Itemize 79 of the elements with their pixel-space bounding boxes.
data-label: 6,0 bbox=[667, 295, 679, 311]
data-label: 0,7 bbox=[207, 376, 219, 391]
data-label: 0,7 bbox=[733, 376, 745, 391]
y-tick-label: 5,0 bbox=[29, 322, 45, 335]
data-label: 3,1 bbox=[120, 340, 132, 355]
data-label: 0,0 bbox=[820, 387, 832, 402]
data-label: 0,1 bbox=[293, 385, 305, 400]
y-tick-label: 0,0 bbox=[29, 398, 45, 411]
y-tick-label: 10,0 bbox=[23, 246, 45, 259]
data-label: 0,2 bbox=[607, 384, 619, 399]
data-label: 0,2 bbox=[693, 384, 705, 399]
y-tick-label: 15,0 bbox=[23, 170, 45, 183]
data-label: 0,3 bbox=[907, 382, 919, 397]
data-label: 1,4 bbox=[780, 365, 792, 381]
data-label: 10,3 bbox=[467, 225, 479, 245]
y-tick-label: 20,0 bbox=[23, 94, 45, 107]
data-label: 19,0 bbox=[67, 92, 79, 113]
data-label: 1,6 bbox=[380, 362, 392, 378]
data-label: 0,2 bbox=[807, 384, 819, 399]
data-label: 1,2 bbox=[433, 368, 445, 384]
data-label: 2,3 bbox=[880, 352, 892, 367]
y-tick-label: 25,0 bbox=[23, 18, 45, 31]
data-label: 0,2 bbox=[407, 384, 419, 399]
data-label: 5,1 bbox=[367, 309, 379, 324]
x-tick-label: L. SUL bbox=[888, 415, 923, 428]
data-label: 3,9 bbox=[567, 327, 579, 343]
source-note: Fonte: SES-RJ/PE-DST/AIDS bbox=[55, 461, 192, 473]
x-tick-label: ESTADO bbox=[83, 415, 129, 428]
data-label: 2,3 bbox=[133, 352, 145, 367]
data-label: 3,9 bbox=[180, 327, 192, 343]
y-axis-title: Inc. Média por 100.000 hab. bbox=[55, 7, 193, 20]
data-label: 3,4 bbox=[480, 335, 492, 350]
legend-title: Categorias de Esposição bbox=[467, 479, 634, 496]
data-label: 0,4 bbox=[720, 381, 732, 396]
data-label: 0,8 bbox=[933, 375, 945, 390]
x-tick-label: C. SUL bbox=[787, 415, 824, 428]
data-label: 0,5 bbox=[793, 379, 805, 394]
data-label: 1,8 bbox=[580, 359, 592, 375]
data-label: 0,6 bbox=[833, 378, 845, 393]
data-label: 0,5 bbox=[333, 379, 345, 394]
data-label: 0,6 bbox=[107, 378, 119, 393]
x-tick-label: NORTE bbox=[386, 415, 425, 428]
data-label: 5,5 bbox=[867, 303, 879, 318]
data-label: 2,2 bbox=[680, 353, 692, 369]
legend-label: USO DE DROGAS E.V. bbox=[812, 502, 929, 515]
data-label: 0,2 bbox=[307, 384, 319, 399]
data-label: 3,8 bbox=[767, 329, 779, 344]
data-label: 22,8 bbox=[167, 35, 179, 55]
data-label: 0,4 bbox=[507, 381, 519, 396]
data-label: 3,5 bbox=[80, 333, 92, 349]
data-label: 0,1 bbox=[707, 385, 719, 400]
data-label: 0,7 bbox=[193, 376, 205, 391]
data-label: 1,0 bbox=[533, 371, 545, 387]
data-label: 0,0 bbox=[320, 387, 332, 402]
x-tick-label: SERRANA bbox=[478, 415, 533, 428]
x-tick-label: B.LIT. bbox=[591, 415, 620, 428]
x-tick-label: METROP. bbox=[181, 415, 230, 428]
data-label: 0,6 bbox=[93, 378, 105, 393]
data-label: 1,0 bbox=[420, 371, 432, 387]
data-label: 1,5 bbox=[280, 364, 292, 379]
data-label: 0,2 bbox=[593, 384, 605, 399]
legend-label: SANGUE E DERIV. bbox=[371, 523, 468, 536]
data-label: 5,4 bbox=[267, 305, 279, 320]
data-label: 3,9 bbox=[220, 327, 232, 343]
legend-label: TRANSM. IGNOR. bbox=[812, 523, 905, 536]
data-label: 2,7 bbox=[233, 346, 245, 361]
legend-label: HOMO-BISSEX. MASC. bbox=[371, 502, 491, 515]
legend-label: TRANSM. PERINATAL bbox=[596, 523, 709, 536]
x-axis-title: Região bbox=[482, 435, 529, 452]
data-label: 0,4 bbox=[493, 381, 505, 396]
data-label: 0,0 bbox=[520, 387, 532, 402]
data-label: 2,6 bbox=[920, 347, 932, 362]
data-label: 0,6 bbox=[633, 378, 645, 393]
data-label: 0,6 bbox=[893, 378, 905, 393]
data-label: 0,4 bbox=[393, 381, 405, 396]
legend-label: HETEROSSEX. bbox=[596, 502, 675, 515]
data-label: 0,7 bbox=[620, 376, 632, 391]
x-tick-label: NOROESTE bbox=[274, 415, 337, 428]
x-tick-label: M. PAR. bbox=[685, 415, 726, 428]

-------

Please set down, without any changes, the stretch of rows above from the very first one through the line containing "data-label: 0,4 bbox=[507, 381, 519, 396]", with both ends included.

| TASK OUTPUT |
Itemize 79 of the elements with their pixel-space bounding boxes.
data-label: 6,0 bbox=[667, 295, 679, 311]
data-label: 0,7 bbox=[207, 376, 219, 391]
data-label: 0,7 bbox=[733, 376, 745, 391]
y-tick-label: 5,0 bbox=[29, 322, 45, 335]
data-label: 3,1 bbox=[120, 340, 132, 355]
data-label: 0,0 bbox=[820, 387, 832, 402]
data-label: 0,1 bbox=[293, 385, 305, 400]
y-tick-label: 0,0 bbox=[29, 398, 45, 411]
y-tick-label: 10,0 bbox=[23, 246, 45, 259]
data-label: 0,2 bbox=[607, 384, 619, 399]
data-label: 0,2 bbox=[693, 384, 705, 399]
y-tick-label: 15,0 bbox=[23, 170, 45, 183]
data-label: 0,3 bbox=[907, 382, 919, 397]
data-label: 1,4 bbox=[780, 365, 792, 381]
data-label: 10,3 bbox=[467, 225, 479, 245]
y-tick-label: 20,0 bbox=[23, 94, 45, 107]
data-label: 19,0 bbox=[67, 92, 79, 113]
data-label: 1,6 bbox=[380, 362, 392, 378]
data-label: 0,2 bbox=[807, 384, 819, 399]
data-label: 1,2 bbox=[433, 368, 445, 384]
data-label: 2,3 bbox=[880, 352, 892, 367]
y-tick-label: 25,0 bbox=[23, 18, 45, 31]
data-label: 0,2 bbox=[407, 384, 419, 399]
data-label: 5,1 bbox=[367, 309, 379, 324]
x-tick-label: L. SUL bbox=[888, 415, 923, 428]
data-label: 3,9 bbox=[567, 327, 579, 343]
source-note: Fonte: SES-RJ/PE-DST/AIDS bbox=[55, 461, 192, 473]
x-tick-label: ESTADO bbox=[83, 415, 129, 428]
data-label: 2,3 bbox=[133, 352, 145, 367]
data-label: 3,9 bbox=[180, 327, 192, 343]
y-axis-title: Inc. Média por 100.000 hab. bbox=[55, 7, 193, 20]
data-label: 3,4 bbox=[480, 335, 492, 350]
legend-title: Categorias de Esposição bbox=[467, 479, 634, 496]
data-label: 0,4 bbox=[720, 381, 732, 396]
data-label: 0,8 bbox=[933, 375, 945, 390]
x-tick-label: C. SUL bbox=[787, 415, 824, 428]
data-label: 0,5 bbox=[793, 379, 805, 394]
data-label: 1,8 bbox=[580, 359, 592, 375]
data-label: 0,6 bbox=[833, 378, 845, 393]
data-label: 0,5 bbox=[333, 379, 345, 394]
data-label: 0,6 bbox=[107, 378, 119, 393]
x-tick-label: NORTE bbox=[386, 415, 425, 428]
data-label: 5,5 bbox=[867, 303, 879, 318]
data-label: 2,2 bbox=[680, 353, 692, 369]
legend-label: USO DE DROGAS E.V. bbox=[812, 502, 929, 515]
data-label: 0,2 bbox=[307, 384, 319, 399]
data-label: 3,8 bbox=[767, 329, 779, 344]
data-label: 22,8 bbox=[167, 35, 179, 55]
data-label: 0,4 bbox=[507, 381, 519, 396]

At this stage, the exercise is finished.